▸ Task requirements
Copy the lines of the data from the one containing "poem-line: Hunc ego" through the one containing "epitaph-line: Obijt in", with both of those lines included. Reproduce every line without any change.
-- Begin Dataset content --
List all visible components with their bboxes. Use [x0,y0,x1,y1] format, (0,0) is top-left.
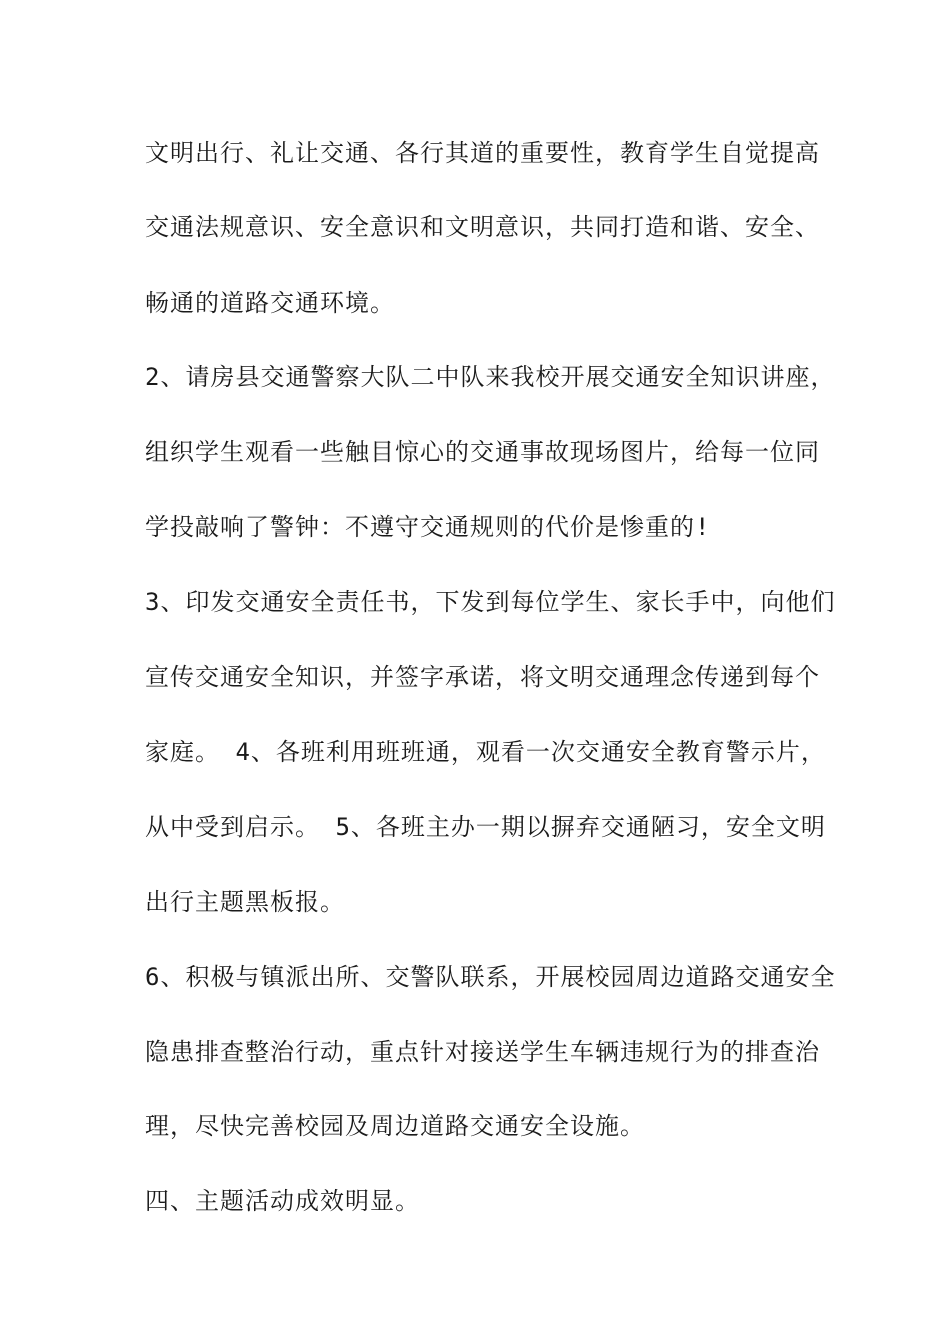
text-line: 2、请房县交通警察大队二中队来我校开展交通安全知识讲座， [145,363,836,391]
text-line: 出行主题黑板报。 [145,888,345,916]
text-line: 隐患排查整治行动，重点针对接送学生车辆违规行为的排查治 [145,1038,820,1066]
text-line: 交通法规意识、安全意识和文明意识，共同打造和谐、安全、 [145,213,820,241]
text-line: 6、积极与镇派出所、交警队联系，开展校园周边道路交通安全 [145,963,836,991]
text-line: 四、主题活动成效明显。 [145,1187,420,1215]
text-line: 理，尽快完善校园及周边道路交通安全设施。 [145,1112,645,1140]
text-line: 宣传交通安全知识，并签字承诺，将文明交通理念传递到每个 [145,663,820,691]
text-line: 学投敲响了警钟：不遵守交通规则的代价是惨重的! [145,513,711,541]
text-line: 文明出行、礼让交通、各行其道的重要性，教育学生自觉提高 [145,139,820,167]
text-line: 家庭。 4、各班利用班班通，观看一次交通安全教育警示片， [145,738,826,766]
text-line: 从中受到启示。 5、各班主办一期以摒弃交通陋习，安全文明 [145,813,826,841]
text-line: 组织学生观看一些触目惊心的交通事故现场图片，给每一位同 [145,438,820,466]
text-line: 3、印发交通安全责任书，下发到每位学生、家长手中，向他们 [145,588,836,616]
text-line: 畅通的道路交通环境。 [145,289,395,317]
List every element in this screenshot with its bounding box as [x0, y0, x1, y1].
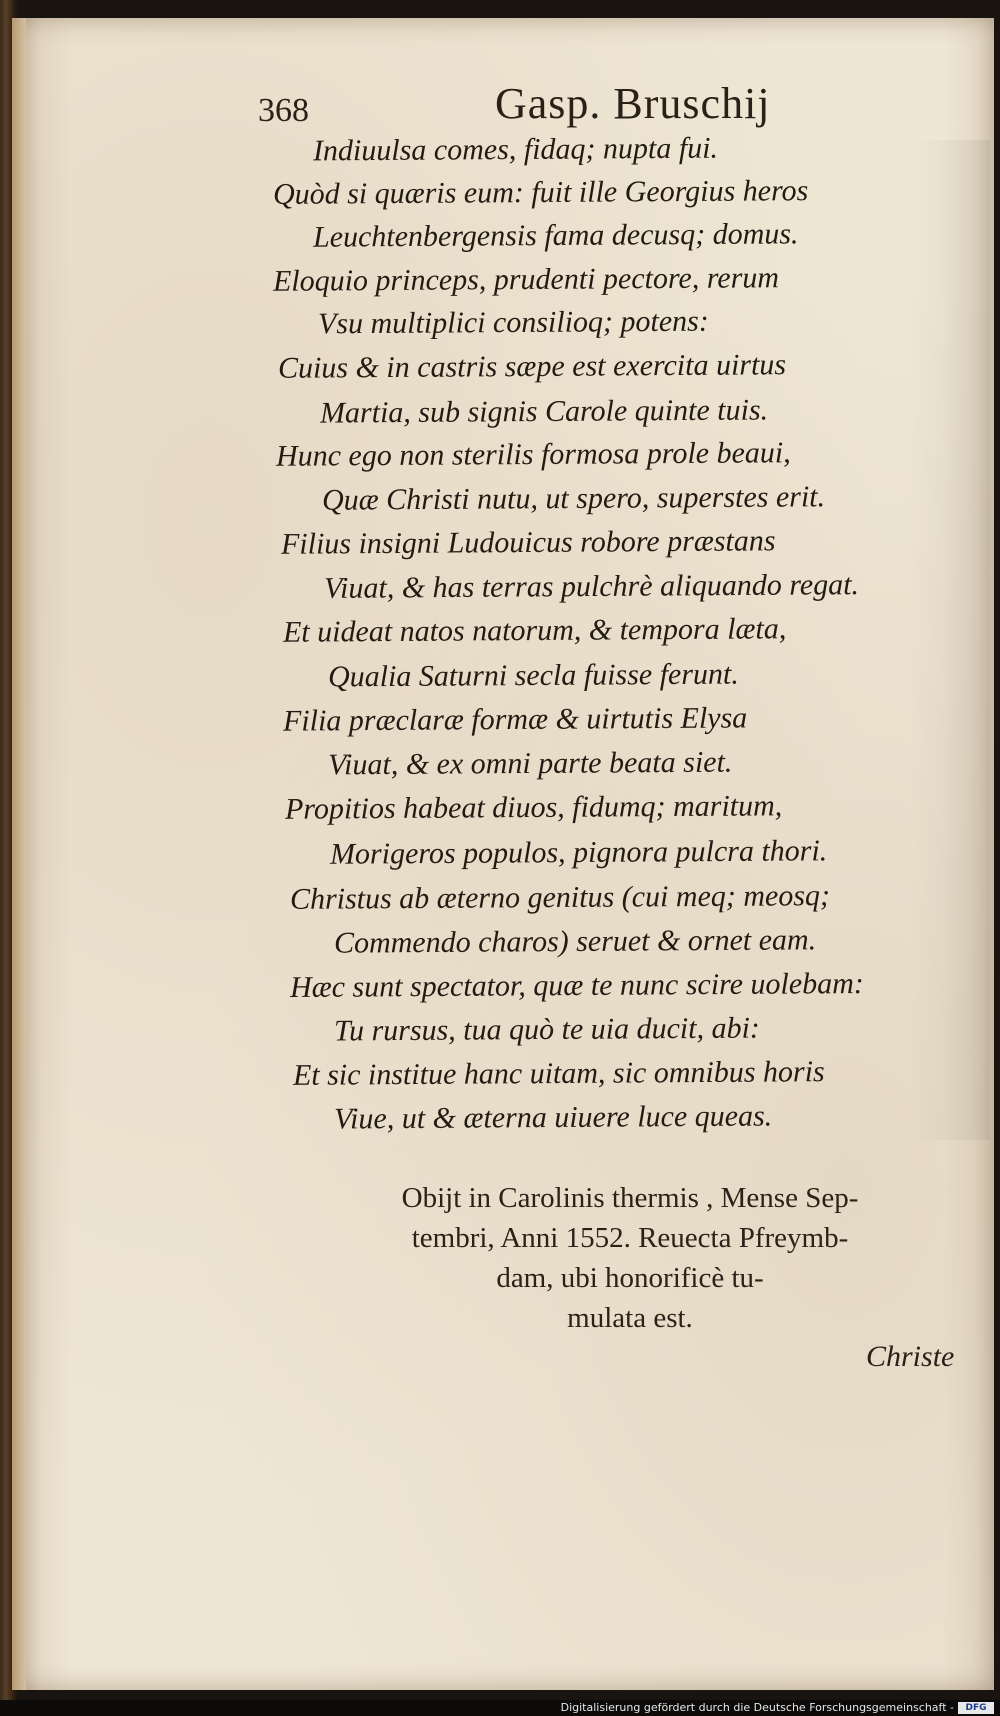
poem-line: Hunc ego non sterilis formosa prole beaui, — [275, 436, 791, 473]
poem-line: Vsu multiplici consilioq; potens: — [317, 304, 709, 341]
poem-line: Et uideat natos natorum, & tempora læta, — [282, 612, 787, 649]
show-through — [910, 140, 990, 1140]
footer-credit: Digitalisierung gefördert durch die Deutsche Forschungsgemeinschaft - — [560, 1701, 954, 1714]
poem-line: Christus ab æterno genitus (cui meq; meosq; — [289, 879, 831, 916]
poem-line: Filius insigni Ludouicus robore præstans — [280, 524, 776, 561]
poem-line: Tu rursus, tua quò te uia ducit, abi: — [333, 1011, 760, 1048]
poem-line: Leuchtenbergensis fama decusq; domus. — [312, 217, 799, 254]
epitaph-line: tembri, Anni 1552. Reuecta Pfreymb- — [411, 1222, 849, 1254]
poem-line: Filia præclaræ formæ & uirtutis Elysa — [282, 701, 748, 738]
page-number: 368 — [258, 92, 309, 129]
page-edge — [12, 18, 26, 1690]
poem-line: Viuat, & has terras pulchrè aliquando regat. — [323, 568, 860, 605]
poem-line: Viue, ut & æterna uiuere luce queas. — [333, 1099, 773, 1136]
poem-line: Indiuulsa comes, fidaq; nupta fui. — [312, 131, 719, 168]
poem-line: Quòd si quæris eum: fuit ille Georgius heros — [272, 174, 809, 211]
dfg-logo: DFG — [958, 1702, 994, 1714]
epitaph-line: mulata est. — [567, 1302, 693, 1334]
poem-line: Martia, sub signis Carole quinte tuis. — [319, 393, 769, 430]
poem-line: Propitios habeat diuos, fidumq; maritum, — [284, 789, 783, 826]
poem-line: Et sic institue hanc uitam, sic omnibus horis — [292, 1055, 825, 1092]
poem-line: Morigeros populos, pignora pulcra thori. — [329, 834, 828, 871]
page-header — [0, 78, 1000, 138]
running-head: Gasp. Bruschij — [495, 79, 771, 128]
epitaph-line: dam, ubi honorificè tu- — [496, 1262, 764, 1294]
epitaph-note — [330, 1178, 930, 1338]
poem-line: Cuius & in castris sæpe est exercita uirtus — [277, 348, 787, 385]
poem-line: Commendo charos) seruet & ornet eam. — [333, 923, 817, 960]
poem-line: Viuat, & ex omni parte beata siet. — [327, 745, 733, 782]
epitaph-line: Obijt in Carolinis thermis , Mense Sep- — [401, 1182, 859, 1214]
poem-line: Eloquio princeps, prudenti pectore, rerum — [272, 261, 780, 298]
catchword: Christe — [866, 1340, 955, 1373]
poem-line: Hæc sunt spectator, quæ te nunc scire uolebam: — [289, 966, 864, 1005]
poem-line: Quæ Christi nutu, ut spero, superstes erit. — [321, 480, 826, 517]
poem-line: Qualia Saturni secla fuisse ferunt. — [327, 657, 739, 694]
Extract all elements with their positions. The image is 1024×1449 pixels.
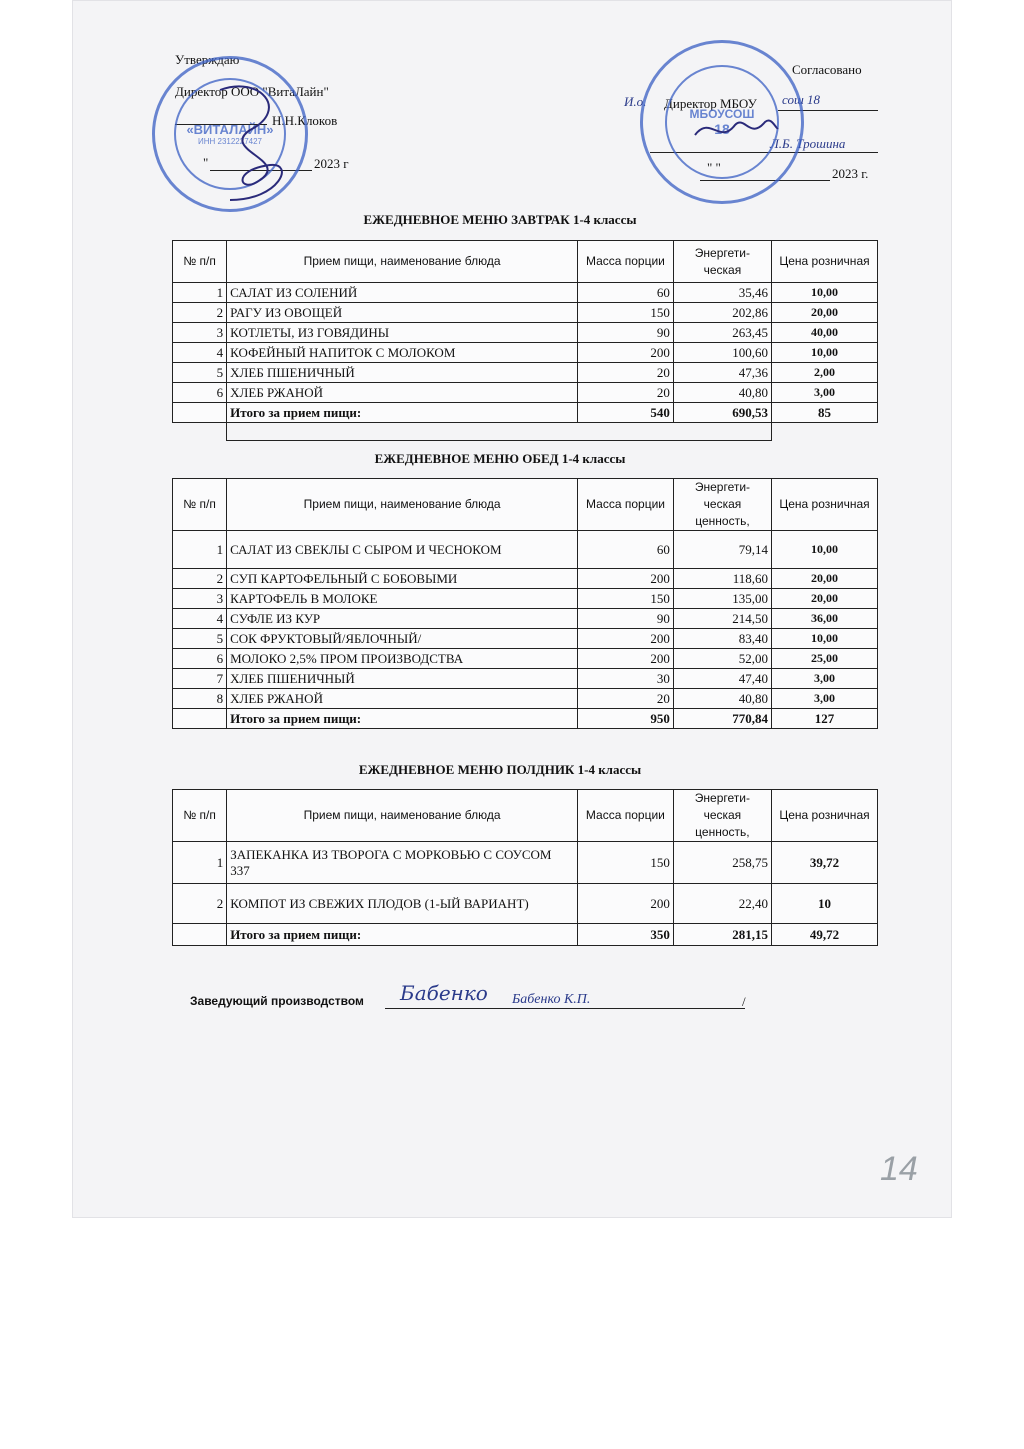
-- End Dataset content --
▸ The completed task
poem-line: Hunc ego non sterilis formosa prole beaui, — [275, 436, 791, 473]
poem-line: Vsu multiplici consilioq; potens: — [317, 304, 709, 341]
poem-line: Et uideat natos natorum, & tempora læta, — [282, 612, 787, 649]
show-through — [910, 140, 990, 1140]
footer-credit: Digitalisierung gefördert durch die Deutsche Forschungsgemeinschaft - — [560, 1701, 954, 1714]
poem-line: Christus ab æterno genitus (cui meq; meosq; — [289, 879, 831, 916]
poem-line: Filius insigni Ludouicus robore præstans — [280, 524, 776, 561]
poem-line: Tu rursus, tua quò te uia ducit, abi: — [333, 1011, 760, 1048]
poem-line: Leuchtenbergensis fama decusq; domus. — [312, 217, 799, 254]
epitaph-line: tembri, Anni 1552. Reuecta Pfreymb- — [411, 1222, 849, 1254]
poem-line: Filia præclaræ formæ & uirtutis Elysa — [282, 701, 748, 738]
page-number: 368 — [258, 92, 309, 129]
page-edge — [12, 18, 26, 1690]
poem-line: Viuat, & has terras pulchrè aliquando regat. — [323, 568, 860, 605]
poem-line: Viue, ut & æterna uiuere luce queas. — [333, 1099, 773, 1136]
poem-line: Indiuulsa comes, fidaq; nupta fui. — [312, 131, 719, 168]
poem-line: Quòd si quæris eum: fuit ille Georgius heros — [272, 174, 809, 211]
dfg-logo: DFG — [958, 1702, 994, 1714]
epitaph-line: mulata est. — [567, 1302, 693, 1334]
poem-line: Martia, sub signis Carole quinte tuis. — [319, 393, 769, 430]
poem-line: Propitios habeat diuos, fidumq; maritum, — [284, 789, 783, 826]
poem-line: Et sic institue hanc uitam, sic omnibus horis — [292, 1055, 825, 1092]
poem-line: Morigeros populos, pignora pulcra thori. — [329, 834, 828, 871]
page-header — [0, 78, 1000, 138]
running-head: Gasp. Bruschij — [495, 79, 771, 128]
epitaph-line: dam, ubi honorificè tu- — [496, 1262, 764, 1294]
epitaph-note — [330, 1178, 930, 1338]
poem-line: Cuius & in castris sæpe est exercita uirtus — [277, 348, 787, 385]
poem-line: Commendo charos) seruet & ornet eam. — [333, 923, 817, 960]
poem-line: Viuat, & ex omni parte beata siet. — [327, 745, 733, 782]
epitaph-line: Obijt in Carolinis thermis , Mense Sep- — [401, 1182, 859, 1214]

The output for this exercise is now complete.